-- Begin Records to process --
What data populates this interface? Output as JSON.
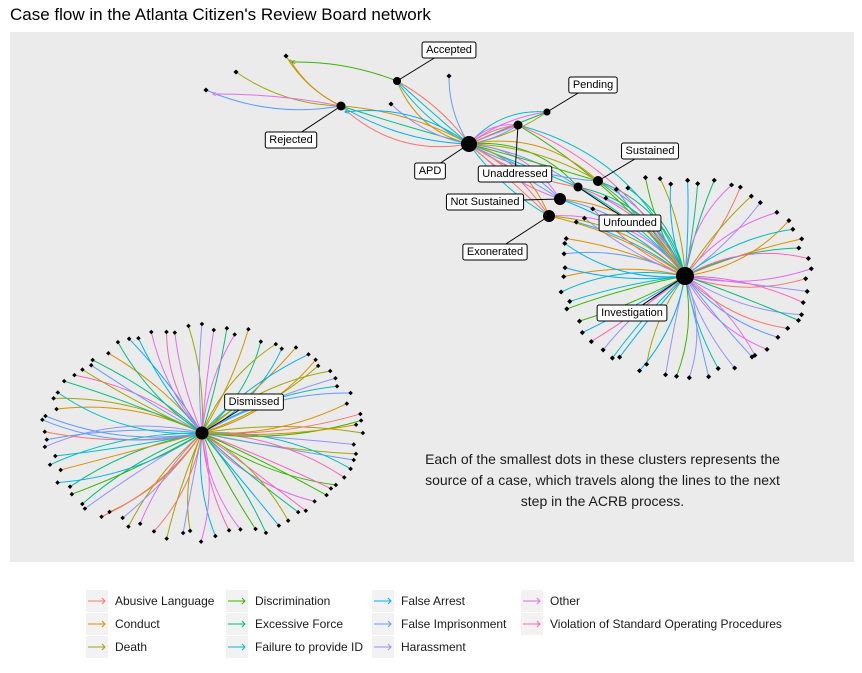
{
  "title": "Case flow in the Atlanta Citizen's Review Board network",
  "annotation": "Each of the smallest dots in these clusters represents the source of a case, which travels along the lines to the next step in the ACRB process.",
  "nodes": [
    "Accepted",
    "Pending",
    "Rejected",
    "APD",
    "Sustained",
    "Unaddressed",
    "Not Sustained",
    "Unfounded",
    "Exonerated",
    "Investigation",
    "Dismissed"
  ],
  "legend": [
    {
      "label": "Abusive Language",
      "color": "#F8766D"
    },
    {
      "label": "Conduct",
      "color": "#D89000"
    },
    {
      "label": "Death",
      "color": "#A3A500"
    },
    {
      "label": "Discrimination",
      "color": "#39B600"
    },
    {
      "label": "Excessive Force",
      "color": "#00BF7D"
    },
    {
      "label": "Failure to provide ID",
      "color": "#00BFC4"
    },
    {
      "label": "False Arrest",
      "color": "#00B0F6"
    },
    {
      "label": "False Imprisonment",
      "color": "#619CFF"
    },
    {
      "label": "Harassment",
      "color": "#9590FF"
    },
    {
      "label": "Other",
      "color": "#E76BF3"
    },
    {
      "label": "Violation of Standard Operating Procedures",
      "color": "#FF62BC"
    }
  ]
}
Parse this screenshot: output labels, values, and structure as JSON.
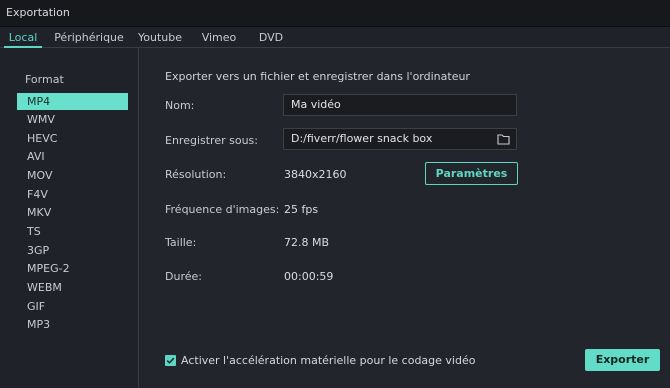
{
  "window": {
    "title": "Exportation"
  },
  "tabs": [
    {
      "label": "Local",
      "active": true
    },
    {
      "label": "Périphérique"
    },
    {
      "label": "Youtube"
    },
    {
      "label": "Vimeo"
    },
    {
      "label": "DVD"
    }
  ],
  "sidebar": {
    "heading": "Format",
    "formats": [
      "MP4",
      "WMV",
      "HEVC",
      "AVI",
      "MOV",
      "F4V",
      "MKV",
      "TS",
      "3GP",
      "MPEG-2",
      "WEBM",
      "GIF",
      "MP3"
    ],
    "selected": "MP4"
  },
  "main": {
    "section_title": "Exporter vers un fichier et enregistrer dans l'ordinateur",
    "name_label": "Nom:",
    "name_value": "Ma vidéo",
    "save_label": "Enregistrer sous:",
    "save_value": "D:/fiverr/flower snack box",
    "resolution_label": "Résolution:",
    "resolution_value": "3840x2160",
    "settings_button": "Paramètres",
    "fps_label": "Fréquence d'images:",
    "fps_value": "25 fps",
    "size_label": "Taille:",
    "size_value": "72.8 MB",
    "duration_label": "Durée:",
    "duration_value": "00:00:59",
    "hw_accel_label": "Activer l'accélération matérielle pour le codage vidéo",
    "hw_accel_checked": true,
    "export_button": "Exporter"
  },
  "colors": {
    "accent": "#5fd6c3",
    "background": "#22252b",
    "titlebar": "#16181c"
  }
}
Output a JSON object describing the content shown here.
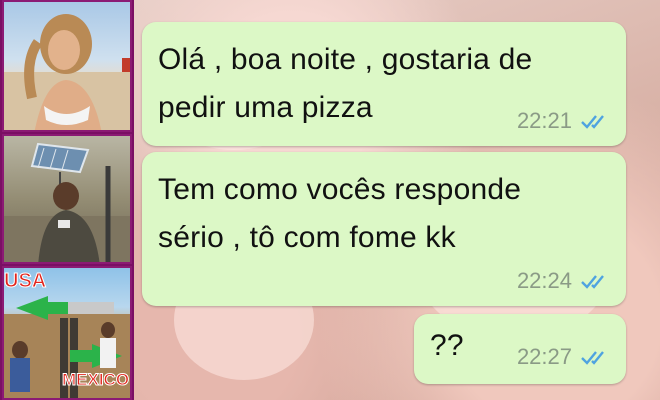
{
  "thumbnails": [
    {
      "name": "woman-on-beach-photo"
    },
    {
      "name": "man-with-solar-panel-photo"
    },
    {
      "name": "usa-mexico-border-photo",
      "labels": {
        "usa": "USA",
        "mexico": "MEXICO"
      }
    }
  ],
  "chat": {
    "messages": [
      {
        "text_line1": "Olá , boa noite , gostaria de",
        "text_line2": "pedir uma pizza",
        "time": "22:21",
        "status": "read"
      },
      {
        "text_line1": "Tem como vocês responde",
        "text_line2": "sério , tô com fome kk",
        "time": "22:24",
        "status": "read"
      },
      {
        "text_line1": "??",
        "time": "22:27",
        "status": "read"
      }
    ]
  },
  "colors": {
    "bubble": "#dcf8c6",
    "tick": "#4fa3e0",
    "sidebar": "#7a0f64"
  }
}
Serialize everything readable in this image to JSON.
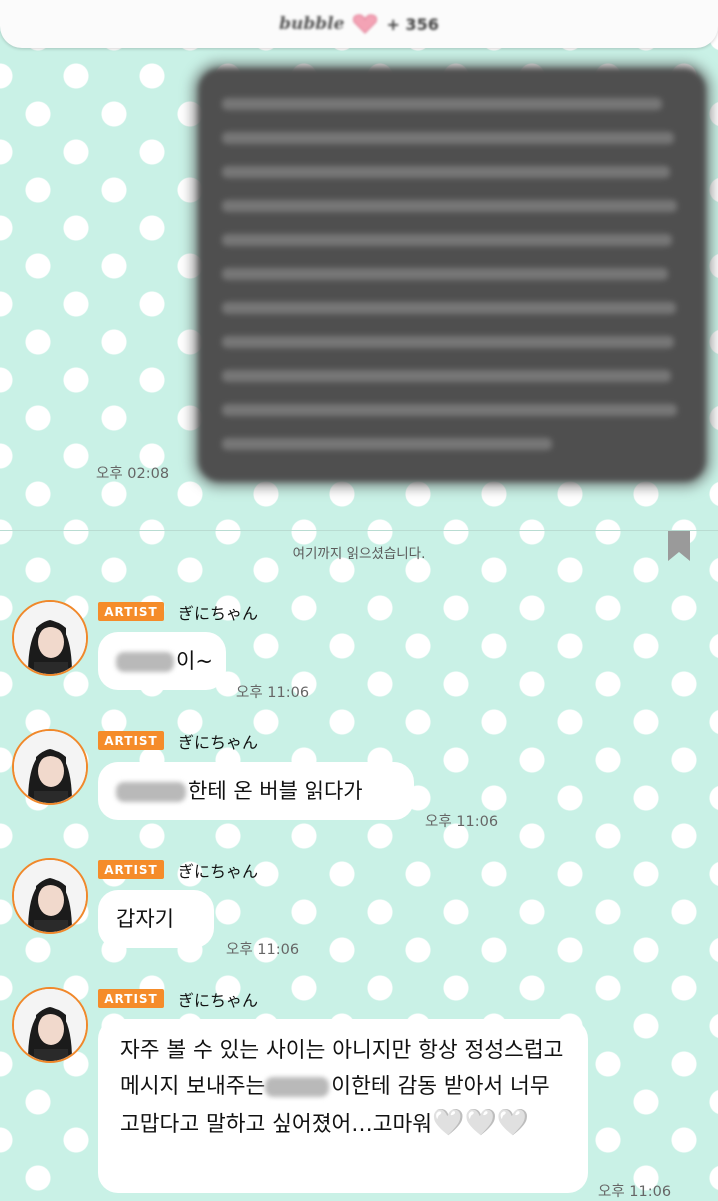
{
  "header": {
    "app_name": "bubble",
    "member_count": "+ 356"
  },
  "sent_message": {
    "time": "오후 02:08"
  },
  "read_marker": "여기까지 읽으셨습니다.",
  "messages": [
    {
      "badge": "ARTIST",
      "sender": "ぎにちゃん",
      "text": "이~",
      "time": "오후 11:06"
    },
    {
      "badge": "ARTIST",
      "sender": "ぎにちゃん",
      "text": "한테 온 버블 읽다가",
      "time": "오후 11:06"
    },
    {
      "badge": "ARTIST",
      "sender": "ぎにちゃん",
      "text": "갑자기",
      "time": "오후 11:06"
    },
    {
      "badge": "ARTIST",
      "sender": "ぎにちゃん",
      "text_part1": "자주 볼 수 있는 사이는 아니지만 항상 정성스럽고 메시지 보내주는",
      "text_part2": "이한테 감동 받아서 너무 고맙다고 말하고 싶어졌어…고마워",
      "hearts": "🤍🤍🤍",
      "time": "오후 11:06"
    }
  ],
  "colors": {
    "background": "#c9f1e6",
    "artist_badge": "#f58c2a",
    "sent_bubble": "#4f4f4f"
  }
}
-- End Records to process --
- **Request**: Copy out each line of the data containing the string "labels".

- **Result of this exercise**:
Parse this screenshot: output labels, values, and structure as JSON.
      "labels": {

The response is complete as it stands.